▶ Requirements
Retype all the entries word for word, but omit the pictures.

▶ Data
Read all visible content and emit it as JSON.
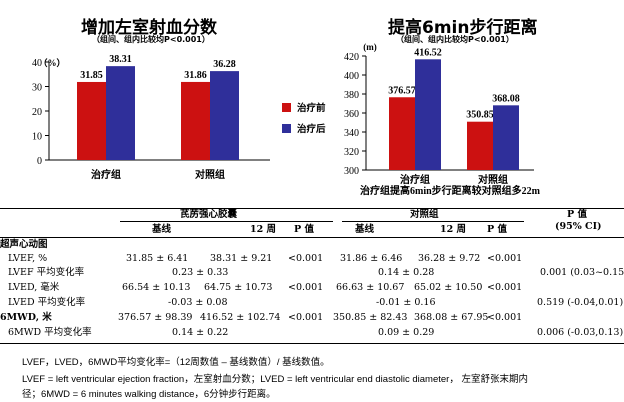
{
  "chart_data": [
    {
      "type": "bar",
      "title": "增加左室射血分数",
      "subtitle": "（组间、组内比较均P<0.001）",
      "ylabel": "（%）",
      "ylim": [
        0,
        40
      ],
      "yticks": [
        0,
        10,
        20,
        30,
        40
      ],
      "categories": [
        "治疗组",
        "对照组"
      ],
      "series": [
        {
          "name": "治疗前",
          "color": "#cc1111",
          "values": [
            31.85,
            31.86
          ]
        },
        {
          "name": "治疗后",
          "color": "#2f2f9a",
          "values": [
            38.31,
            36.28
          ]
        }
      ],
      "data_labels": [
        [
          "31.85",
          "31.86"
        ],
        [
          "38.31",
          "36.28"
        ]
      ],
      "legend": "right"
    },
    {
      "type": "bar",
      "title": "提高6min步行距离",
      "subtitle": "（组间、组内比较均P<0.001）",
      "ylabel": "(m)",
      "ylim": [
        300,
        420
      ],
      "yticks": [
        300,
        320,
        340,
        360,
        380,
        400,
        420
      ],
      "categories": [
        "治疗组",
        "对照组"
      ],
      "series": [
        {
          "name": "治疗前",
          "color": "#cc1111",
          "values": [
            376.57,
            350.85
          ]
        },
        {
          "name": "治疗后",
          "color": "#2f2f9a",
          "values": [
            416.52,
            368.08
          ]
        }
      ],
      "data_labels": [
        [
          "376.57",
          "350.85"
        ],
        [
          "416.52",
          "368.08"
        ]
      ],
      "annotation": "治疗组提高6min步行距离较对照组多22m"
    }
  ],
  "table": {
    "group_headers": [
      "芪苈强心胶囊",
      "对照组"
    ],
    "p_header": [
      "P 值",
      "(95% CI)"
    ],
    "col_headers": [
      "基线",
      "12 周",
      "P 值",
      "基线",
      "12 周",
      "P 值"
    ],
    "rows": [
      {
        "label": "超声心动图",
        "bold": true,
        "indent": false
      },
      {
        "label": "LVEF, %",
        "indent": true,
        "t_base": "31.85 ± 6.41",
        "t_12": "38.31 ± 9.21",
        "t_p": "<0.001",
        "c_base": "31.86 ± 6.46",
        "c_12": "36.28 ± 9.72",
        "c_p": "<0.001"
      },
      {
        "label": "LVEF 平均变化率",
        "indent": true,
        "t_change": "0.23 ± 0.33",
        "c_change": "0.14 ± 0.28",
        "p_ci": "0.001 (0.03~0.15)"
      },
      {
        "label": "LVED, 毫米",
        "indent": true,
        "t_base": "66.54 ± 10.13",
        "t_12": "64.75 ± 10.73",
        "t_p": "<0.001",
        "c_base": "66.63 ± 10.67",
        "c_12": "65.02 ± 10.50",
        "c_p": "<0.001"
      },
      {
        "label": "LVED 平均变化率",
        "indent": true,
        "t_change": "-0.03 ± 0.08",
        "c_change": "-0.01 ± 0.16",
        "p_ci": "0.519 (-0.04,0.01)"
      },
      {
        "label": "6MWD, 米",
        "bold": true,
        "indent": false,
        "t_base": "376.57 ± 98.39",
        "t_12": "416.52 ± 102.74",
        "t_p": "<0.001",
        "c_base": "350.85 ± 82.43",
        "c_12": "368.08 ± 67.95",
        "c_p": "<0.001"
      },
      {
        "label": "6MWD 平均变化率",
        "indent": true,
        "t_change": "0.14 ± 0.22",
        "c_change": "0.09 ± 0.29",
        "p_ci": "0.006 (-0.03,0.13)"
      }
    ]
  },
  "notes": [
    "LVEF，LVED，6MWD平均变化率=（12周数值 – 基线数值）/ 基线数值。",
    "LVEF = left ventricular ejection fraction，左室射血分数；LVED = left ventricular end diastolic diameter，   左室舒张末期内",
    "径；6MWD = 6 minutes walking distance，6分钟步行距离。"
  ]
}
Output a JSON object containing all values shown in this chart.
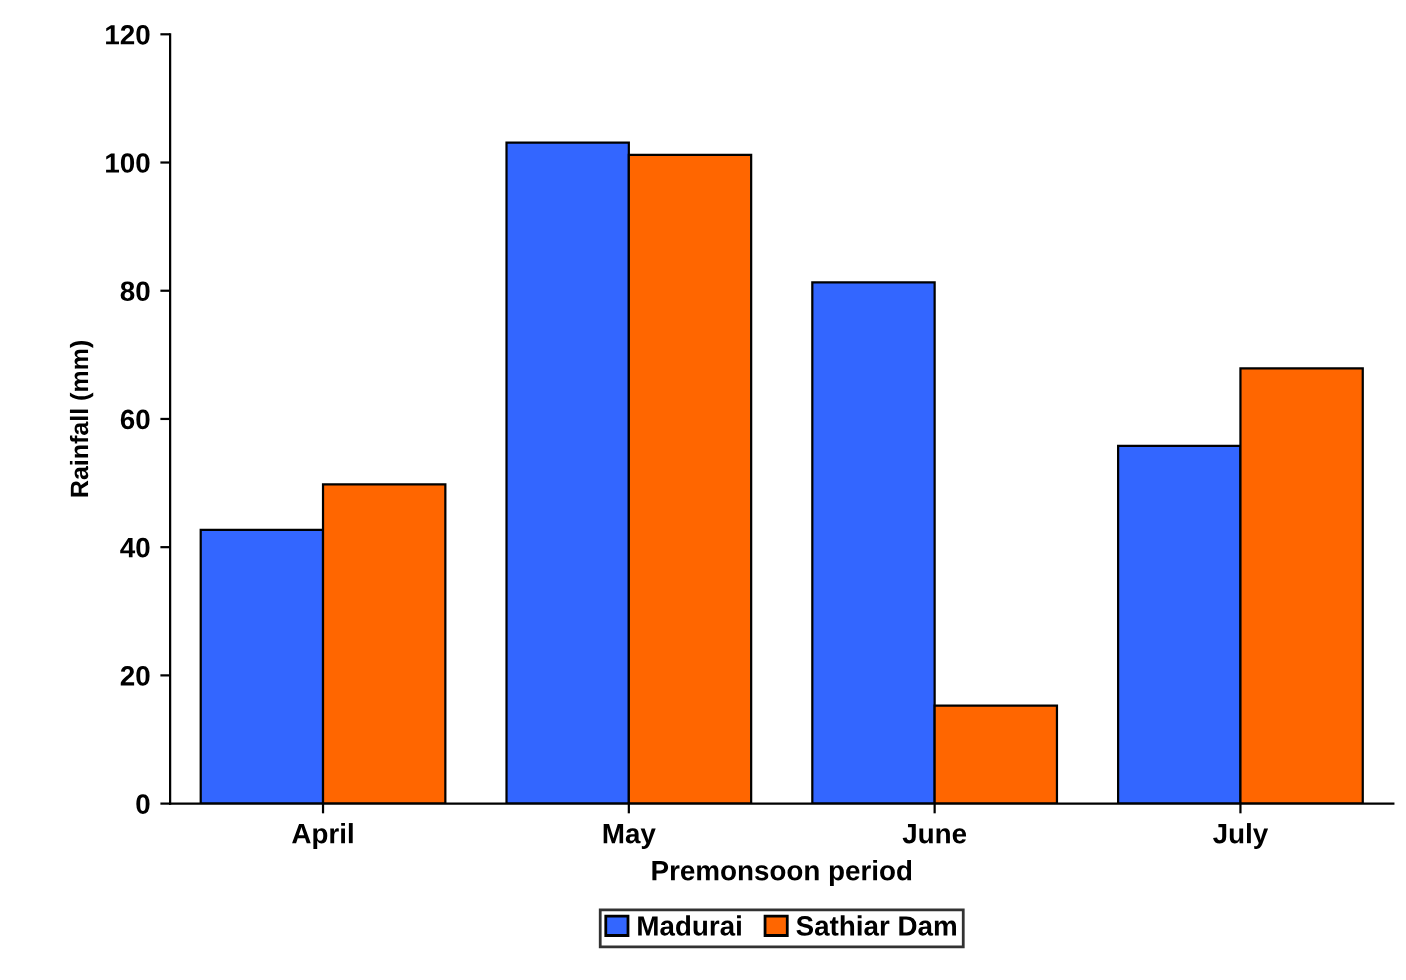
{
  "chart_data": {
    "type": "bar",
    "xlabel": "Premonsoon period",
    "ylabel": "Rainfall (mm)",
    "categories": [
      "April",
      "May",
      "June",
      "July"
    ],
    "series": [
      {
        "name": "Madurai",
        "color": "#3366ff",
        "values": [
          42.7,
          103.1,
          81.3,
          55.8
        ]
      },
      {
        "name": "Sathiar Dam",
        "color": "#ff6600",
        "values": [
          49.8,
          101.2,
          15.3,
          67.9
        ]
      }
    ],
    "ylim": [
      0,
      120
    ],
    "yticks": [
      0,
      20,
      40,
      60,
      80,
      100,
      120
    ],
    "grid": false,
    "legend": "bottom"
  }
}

▶ Result for this task
Read all visible content and emit it as JSON.
{
  "chart_data": [
    {
      "type": "bar",
      "title": "增加左室射血分数",
      "subtitle": "（组间、组内比较均P<0.001）",
      "ylabel": "（%）",
      "ylim": [
        0,
        40
      ],
      "yticks": [
        0,
        10,
        20,
        30,
        40
      ],
      "categories": [
        "治疗组",
        "对照组"
      ],
      "series": [
        {
          "name": "治疗前",
          "color": "#cc1111",
          "values": [
            31.85,
            31.86
          ]
        },
        {
          "name": "治疗后",
          "color": "#2f2f9a",
          "values": [
            38.31,
            36.28
          ]
        }
      ],
      "data_labels": [
        [
          "31.85",
          "31.86"
        ],
        [
          "38.31",
          "36.28"
        ]
      ],
      "legend": "right"
    },
    {
      "type": "bar",
      "title": "提高6min步行距离",
      "subtitle": "（组间、组内比较均P<0.001）",
      "ylabel": "(m)",
      "ylim": [
        300,
        420
      ],
      "yticks": [
        300,
        320,
        340,
        360,
        380,
        400,
        420
      ],
      "categories": [
        "治疗组",
        "对照组"
      ],
      "series": [
        {
          "name": "治疗前",
          "color": "#cc1111",
          "values": [
            376.57,
            350.85
          ]
        },
        {
          "name": "治疗后",
          "color": "#2f2f9a",
          "values": [
            416.52,
            368.08
          ]
        }
      ],
      "data_labels": [
        [
          "376.57",
          "350.85"
        ],
        [
          "416.52",
          "368.08"
        ]
      ],
      "annotation": "治疗组提高6min步行距离较对照组多22m"
    }
  ],
  "table": {
    "group_headers": [
      "芪苈强心胶囊",
      "对照组"
    ],
    "p_header": [
      "P 值",
      "(95% CI)"
    ],
    "col_headers": [
      "基线",
      "12 周",
      "P 值",
      "基线",
      "12 周",
      "P 值"
    ],
    "rows": [
      {
        "label": "超声心动图",
        "bold": true,
        "indent": false
      },
      {
        "label": "LVEF, %",
        "indent": true,
        "t_base": "31.85 ± 6.41",
        "t_12": "38.31 ± 9.21",
        "t_p": "<0.001",
        "c_base": "31.86 ± 6.46",
        "c_12": "36.28 ± 9.72",
        "c_p": "<0.001"
      },
      {
        "label": "LVEF 平均变化率",
        "indent": true,
        "t_change": "0.23 ± 0.33",
        "c_change": "0.14 ± 0.28",
        "p_ci": "0.001 (0.03~0.15)"
      },
      {
        "label": "LVED, 毫米",
        "indent": true,
        "t_base": "66.54 ± 10.13",
        "t_12": "64.75 ± 10.73",
        "t_p": "<0.001",
        "c_base": "66.63 ± 10.67",
        "c_12": "65.02 ± 10.50",
        "c_p": "<0.001"
      },
      {
        "label": "LVED 平均变化率",
        "indent": true,
        "t_change": "-0.03 ± 0.08",
        "c_change": "-0.01 ± 0.16",
        "p_ci": "0.519 (-0.04,0.01)"
      },
      {
        "label": "6MWD, 米",
        "bold": true,
        "indent": false,
        "t_base": "376.57 ± 98.39",
        "t_12": "416.52 ± 102.74",
        "t_p": "<0.001",
        "c_base": "350.85 ± 82.43",
        "c_12": "368.08 ± 67.95",
        "c_p": "<0.001"
      },
      {
        "label": "6MWD 平均变化率",
        "indent": true,
        "t_change": "0.14 ± 0.22",
        "c_change": "0.09 ± 0.29",
        "p_ci": "0.006 (-0.03,0.13)"
      }
    ]
  },
  "notes": [
    "LVEF，LVED，6MWD平均变化率=（12周数值 – 基线数值）/ 基线数值。",
    "LVEF = left ventricular ejection fraction，左室射血分数；LVED = left ventricular end diastolic diameter，   左室舒张末期内",
    "径；6MWD = 6 minutes walking distance，6分钟步行距离。"
  ]
}
Output a JSON object containing all values shown in this chart.
{
  "chart_data": {
    "type": "bar",
    "xlabel": "Premonsoon period",
    "ylabel": "Rainfall (mm)",
    "categories": [
      "April",
      "May",
      "June",
      "July"
    ],
    "series": [
      {
        "name": "Madurai",
        "color": "#3366ff",
        "values": [
          42.7,
          103.1,
          81.3,
          55.8
        ]
      },
      {
        "name": "Sathiar Dam",
        "color": "#ff6600",
        "values": [
          49.8,
          101.2,
          15.3,
          67.9
        ]
      }
    ],
    "ylim": [
      0,
      120
    ],
    "yticks": [
      0,
      20,
      40,
      60,
      80,
      100,
      120
    ],
    "grid": false,
    "legend": "bottom"
  }
}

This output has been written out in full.